= Data shown =

•••

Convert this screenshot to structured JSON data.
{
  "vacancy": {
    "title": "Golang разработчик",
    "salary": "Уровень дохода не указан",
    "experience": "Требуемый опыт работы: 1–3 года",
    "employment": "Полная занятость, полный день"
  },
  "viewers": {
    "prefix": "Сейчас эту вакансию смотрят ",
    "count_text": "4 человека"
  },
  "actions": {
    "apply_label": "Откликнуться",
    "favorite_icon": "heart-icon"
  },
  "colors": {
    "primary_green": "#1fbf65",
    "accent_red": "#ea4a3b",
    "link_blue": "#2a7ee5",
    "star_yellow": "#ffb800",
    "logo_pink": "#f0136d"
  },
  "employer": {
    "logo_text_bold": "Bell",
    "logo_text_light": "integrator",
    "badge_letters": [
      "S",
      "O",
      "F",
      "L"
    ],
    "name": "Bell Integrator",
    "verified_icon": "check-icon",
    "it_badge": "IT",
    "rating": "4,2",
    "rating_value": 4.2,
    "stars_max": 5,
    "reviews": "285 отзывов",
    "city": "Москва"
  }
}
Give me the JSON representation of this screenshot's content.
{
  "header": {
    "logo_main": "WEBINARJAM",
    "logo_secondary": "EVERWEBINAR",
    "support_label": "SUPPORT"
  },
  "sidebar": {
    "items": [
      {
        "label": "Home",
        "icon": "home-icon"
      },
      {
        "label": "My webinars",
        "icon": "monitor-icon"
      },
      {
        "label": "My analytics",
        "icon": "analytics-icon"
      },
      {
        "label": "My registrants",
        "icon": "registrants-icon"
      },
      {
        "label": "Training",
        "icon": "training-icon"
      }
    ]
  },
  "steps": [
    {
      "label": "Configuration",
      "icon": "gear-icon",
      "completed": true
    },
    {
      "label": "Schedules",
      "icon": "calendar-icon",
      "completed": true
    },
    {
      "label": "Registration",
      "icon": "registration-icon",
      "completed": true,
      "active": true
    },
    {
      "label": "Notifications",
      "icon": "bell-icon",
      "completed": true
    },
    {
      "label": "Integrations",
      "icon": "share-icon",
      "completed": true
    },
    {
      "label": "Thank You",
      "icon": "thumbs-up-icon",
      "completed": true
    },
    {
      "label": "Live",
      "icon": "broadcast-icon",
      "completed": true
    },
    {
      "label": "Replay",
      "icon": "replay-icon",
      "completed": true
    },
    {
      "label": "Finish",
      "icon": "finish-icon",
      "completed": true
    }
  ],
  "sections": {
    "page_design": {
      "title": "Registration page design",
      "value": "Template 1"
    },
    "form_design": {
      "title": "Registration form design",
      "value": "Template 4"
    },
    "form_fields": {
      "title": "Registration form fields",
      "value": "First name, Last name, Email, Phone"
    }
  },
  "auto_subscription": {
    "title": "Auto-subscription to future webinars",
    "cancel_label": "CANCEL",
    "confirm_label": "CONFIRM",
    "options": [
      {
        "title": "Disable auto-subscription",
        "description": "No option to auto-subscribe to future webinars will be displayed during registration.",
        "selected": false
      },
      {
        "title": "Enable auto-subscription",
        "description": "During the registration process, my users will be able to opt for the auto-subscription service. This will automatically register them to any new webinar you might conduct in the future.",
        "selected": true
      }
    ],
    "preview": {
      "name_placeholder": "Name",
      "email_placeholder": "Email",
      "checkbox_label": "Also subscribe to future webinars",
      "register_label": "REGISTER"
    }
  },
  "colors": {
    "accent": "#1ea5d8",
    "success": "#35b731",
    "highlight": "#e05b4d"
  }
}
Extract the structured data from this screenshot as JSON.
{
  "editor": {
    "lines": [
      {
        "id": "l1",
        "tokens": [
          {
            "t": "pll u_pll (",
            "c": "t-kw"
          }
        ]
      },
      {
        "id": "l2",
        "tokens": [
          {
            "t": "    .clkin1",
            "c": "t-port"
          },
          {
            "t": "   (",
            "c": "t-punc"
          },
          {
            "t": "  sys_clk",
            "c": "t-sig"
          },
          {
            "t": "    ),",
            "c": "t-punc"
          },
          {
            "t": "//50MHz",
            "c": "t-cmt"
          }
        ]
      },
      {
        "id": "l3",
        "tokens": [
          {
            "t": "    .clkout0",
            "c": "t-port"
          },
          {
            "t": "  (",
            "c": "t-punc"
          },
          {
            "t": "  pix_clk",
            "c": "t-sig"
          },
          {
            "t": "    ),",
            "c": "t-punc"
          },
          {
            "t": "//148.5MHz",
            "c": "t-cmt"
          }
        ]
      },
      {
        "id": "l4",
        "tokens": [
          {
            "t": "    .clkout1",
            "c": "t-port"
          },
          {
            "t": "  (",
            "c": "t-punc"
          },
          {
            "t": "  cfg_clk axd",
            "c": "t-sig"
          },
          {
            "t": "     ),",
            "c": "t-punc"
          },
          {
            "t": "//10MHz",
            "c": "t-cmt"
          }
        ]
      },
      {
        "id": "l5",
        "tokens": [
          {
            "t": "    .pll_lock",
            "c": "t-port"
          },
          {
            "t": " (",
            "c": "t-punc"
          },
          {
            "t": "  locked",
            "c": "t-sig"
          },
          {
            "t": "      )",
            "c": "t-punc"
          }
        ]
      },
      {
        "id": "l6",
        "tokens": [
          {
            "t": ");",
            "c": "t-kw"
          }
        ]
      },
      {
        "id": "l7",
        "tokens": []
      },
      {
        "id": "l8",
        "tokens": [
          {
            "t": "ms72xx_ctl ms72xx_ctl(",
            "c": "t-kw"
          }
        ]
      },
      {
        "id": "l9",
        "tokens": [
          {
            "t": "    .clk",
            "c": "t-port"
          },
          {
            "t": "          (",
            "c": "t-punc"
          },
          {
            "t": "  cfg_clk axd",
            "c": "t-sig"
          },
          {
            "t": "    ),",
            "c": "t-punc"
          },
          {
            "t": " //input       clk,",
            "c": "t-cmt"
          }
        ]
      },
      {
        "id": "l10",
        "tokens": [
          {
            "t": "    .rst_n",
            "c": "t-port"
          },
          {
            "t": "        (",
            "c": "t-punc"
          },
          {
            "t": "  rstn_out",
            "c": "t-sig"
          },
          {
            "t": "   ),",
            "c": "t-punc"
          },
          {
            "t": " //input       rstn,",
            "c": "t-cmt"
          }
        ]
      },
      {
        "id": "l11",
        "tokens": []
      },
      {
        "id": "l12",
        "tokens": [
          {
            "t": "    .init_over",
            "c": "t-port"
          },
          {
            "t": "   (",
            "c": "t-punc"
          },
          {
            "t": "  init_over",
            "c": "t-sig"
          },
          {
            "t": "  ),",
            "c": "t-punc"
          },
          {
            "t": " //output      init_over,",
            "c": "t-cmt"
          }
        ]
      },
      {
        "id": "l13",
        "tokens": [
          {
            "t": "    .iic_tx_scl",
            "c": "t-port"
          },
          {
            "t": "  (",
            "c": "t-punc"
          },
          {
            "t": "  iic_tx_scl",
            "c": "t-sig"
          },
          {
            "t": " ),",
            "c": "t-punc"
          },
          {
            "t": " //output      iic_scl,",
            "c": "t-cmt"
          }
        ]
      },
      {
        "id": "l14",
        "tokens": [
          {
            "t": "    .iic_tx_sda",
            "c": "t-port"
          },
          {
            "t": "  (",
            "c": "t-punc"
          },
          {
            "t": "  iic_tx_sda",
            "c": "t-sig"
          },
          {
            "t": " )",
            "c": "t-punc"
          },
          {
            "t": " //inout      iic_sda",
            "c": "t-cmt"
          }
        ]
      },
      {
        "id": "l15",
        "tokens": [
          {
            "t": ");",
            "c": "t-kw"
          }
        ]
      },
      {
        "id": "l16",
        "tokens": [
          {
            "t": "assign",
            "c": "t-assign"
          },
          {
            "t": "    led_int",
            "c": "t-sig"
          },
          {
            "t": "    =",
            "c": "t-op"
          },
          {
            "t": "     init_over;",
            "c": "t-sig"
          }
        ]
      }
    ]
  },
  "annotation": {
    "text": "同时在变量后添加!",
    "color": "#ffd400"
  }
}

•••

= What is needed =
Pick out every line with the string "registrants" and copy it.

= Full response =
        "label": "My registrants",
        "icon": "registrants-icon"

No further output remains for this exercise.